+++ RECORDS SHOWN

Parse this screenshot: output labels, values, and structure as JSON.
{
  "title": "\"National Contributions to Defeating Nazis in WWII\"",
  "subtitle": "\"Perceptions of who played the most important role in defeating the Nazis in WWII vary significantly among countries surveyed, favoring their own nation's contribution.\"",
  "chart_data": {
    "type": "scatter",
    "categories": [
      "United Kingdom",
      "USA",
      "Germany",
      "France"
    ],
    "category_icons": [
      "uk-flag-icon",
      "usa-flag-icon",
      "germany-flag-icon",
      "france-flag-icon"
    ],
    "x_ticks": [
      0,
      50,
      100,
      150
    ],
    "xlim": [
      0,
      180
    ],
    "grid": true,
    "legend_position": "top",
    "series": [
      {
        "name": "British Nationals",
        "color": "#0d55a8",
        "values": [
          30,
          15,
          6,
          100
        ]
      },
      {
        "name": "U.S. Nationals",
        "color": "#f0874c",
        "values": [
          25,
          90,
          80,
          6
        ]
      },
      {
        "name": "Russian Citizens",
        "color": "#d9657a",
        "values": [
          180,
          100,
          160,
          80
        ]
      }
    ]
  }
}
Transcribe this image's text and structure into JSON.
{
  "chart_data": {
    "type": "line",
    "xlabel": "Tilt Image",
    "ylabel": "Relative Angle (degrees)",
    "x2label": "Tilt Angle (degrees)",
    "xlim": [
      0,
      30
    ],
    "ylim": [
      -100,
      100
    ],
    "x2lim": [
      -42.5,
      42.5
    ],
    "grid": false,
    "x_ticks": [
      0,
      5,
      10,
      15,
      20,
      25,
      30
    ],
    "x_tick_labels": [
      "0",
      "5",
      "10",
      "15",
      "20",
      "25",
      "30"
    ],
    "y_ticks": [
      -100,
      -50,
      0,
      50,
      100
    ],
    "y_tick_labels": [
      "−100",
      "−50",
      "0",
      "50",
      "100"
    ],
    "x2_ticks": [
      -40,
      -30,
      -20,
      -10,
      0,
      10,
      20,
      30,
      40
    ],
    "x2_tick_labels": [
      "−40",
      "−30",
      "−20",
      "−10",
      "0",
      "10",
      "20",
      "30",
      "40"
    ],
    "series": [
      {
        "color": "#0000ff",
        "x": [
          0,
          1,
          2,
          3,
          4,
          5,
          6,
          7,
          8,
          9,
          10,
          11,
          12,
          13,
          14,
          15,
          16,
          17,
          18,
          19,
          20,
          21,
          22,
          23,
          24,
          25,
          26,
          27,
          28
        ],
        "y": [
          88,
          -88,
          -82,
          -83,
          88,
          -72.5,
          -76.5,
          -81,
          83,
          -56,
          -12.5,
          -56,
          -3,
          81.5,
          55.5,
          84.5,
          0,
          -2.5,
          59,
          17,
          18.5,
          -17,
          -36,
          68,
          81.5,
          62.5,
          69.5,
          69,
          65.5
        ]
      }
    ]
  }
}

++++++

» **YOUR GOAL**
Extract each line holding the string "flag".

» **EXERCISE ANSWER**
      "uk-flag-icon",
      "usa-flag-icon",
      "germany-flag-icon",
      "france-flag-icon"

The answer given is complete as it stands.